-- Available records --
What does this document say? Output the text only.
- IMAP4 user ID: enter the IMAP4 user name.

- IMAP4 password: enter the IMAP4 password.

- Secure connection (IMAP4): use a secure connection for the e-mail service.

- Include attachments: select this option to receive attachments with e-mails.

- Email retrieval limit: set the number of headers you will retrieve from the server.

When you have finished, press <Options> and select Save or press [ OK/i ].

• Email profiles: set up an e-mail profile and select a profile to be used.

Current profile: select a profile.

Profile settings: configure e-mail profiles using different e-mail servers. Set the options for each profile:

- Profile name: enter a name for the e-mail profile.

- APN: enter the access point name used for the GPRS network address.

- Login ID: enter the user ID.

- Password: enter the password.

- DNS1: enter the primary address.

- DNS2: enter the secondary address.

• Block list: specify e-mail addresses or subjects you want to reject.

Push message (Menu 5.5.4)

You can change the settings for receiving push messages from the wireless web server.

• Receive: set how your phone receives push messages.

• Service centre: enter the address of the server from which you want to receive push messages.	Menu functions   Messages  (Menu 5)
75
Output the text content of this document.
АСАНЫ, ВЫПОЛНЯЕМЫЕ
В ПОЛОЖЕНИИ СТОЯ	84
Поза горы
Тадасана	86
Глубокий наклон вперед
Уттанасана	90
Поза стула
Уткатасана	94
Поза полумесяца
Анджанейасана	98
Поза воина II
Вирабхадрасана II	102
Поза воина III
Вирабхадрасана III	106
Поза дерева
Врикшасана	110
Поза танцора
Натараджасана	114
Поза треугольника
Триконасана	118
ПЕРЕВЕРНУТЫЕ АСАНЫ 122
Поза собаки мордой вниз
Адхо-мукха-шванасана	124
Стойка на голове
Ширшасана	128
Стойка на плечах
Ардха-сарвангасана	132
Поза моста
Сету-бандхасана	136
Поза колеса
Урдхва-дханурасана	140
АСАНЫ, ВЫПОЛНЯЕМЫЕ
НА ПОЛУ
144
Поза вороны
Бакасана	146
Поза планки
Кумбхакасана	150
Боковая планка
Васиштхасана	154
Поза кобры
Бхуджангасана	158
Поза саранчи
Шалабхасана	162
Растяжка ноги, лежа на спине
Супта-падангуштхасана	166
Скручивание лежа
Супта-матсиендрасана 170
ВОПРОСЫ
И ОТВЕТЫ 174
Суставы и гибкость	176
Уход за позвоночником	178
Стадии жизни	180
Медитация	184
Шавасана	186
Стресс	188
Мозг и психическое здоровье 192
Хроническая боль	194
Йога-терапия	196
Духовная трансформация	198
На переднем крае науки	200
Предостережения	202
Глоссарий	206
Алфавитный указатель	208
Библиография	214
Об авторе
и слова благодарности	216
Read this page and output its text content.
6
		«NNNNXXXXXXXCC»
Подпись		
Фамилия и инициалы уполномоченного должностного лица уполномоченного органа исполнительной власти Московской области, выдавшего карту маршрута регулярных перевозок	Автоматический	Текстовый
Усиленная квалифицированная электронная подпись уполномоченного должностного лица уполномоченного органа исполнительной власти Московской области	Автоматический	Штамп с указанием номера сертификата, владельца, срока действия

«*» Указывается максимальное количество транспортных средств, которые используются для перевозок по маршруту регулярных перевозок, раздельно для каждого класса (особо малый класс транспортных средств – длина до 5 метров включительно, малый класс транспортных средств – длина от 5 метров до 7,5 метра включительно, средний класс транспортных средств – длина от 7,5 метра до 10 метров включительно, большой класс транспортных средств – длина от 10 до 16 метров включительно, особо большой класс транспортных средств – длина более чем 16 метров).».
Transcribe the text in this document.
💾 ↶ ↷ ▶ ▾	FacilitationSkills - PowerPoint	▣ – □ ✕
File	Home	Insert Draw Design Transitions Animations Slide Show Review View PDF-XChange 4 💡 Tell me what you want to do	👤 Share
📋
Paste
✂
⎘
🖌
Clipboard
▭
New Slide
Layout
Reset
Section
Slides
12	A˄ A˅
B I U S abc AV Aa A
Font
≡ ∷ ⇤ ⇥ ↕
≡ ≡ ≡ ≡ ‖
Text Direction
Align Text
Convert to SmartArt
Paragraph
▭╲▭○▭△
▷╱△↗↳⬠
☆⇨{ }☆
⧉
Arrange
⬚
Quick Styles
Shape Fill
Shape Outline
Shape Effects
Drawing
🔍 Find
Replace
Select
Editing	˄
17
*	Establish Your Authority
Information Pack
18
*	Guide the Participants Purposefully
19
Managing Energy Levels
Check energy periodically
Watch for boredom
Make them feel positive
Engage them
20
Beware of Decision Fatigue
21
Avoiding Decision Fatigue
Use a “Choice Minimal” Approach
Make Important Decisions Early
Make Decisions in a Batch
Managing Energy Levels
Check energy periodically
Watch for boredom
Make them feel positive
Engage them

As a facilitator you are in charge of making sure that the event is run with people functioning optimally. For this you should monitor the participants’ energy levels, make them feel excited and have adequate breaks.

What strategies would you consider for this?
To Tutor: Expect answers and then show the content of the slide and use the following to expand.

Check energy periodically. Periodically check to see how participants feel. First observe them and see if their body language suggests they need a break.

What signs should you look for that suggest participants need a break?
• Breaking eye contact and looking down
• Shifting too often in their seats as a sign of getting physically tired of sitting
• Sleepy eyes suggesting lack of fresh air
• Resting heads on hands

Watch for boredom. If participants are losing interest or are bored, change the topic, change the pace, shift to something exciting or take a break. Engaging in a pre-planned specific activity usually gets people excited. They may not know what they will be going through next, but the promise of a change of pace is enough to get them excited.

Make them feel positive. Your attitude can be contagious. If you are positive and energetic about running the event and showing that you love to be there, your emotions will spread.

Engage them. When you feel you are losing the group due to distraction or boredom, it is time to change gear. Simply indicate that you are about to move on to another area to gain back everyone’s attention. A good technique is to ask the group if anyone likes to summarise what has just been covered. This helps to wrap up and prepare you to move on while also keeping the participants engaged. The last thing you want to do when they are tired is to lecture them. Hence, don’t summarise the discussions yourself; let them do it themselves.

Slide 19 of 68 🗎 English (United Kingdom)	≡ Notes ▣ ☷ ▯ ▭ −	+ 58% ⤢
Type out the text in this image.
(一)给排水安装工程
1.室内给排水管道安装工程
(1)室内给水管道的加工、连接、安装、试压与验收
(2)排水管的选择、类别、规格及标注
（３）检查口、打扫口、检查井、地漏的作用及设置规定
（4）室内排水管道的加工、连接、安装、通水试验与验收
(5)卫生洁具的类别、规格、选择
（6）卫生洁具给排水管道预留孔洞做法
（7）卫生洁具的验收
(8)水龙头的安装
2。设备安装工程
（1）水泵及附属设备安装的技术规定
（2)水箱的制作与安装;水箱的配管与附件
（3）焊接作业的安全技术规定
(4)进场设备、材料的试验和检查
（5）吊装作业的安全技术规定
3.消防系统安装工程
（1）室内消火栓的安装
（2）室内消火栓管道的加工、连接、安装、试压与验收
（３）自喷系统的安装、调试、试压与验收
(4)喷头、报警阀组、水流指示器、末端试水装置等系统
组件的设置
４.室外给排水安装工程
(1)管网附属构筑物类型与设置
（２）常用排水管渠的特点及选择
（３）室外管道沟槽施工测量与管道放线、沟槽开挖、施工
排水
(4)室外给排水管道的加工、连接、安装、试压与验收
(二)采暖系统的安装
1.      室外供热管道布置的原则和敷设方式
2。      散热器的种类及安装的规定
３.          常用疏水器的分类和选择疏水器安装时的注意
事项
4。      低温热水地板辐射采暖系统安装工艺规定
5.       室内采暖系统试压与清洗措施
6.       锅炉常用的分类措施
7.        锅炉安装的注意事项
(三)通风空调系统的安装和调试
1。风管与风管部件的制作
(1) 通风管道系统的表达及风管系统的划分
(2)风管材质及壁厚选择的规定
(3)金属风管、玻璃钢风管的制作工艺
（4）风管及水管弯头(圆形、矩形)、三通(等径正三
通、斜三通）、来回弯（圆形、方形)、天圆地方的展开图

-- Short task --
Starting at the line that contains "Type out the text in this image.", repeat each line exactly through the last one in the listing. Include both of those lines and nothing more.

-- Completed task --
Type out the text in this image.
(一)给排水安装工程
1.室内给排水管道安装工程
(1)室内给水管道的加工、连接、安装、试压与验收
(2)排水管的选择、类别、规格及标注
（３）检查口、打扫口、检查井、地漏的作用及设置规定
（4）室内排水管道的加工、连接、安装、通水试验与验收
(5)卫生洁具的类别、规格、选择
（6）卫生洁具给排水管道预留孔洞做法
（7）卫生洁具的验收
(8)水龙头的安装
2。设备安装工程
（1）水泵及附属设备安装的技术规定
（2)水箱的制作与安装;水箱的配管与附件
（3）焊接作业的安全技术规定
(4)进场设备、材料的试验和检查
（5）吊装作业的安全技术规定
3.消防系统安装工程
（1）室内消火栓的安装
（2）室内消火栓管道的加工、连接、安装、试压与验收
（３）自喷系统的安装、调试、试压与验收
(4)喷头、报警阀组、水流指示器、末端试水装置等系统
组件的设置
４.室外给排水安装工程
(1)管网附属构筑物类型与设置
（２）常用排水管渠的特点及选择
（３）室外管道沟槽施工测量与管道放线、沟槽开挖、施工
排水
(4)室外给排水管道的加工、连接、安装、试压与验收
(二)采暖系统的安装
1.      室外供热管道布置的原则和敷设方式
2。      散热器的种类及安装的规定
３.          常用疏水器的分类和选择疏水器安装时的注意
事项
4。      低温热水地板辐射采暖系统安装工艺规定
5.       室内采暖系统试压与清洗措施
6.       锅炉常用的分类措施
7.        锅炉安装的注意事项
(三)通风空调系统的安装和调试
1。风管与风管部件的制作
(1) 通风管道系统的表达及风管系统的划分
(2)风管材质及壁厚选择的规定
(3)金属风管、玻璃钢风管的制作工艺
（4）风管及水管弯头(圆形、矩形)、三通(等径正三
通、斜三通）、来回弯（圆形、方形)、天圆地方的展开图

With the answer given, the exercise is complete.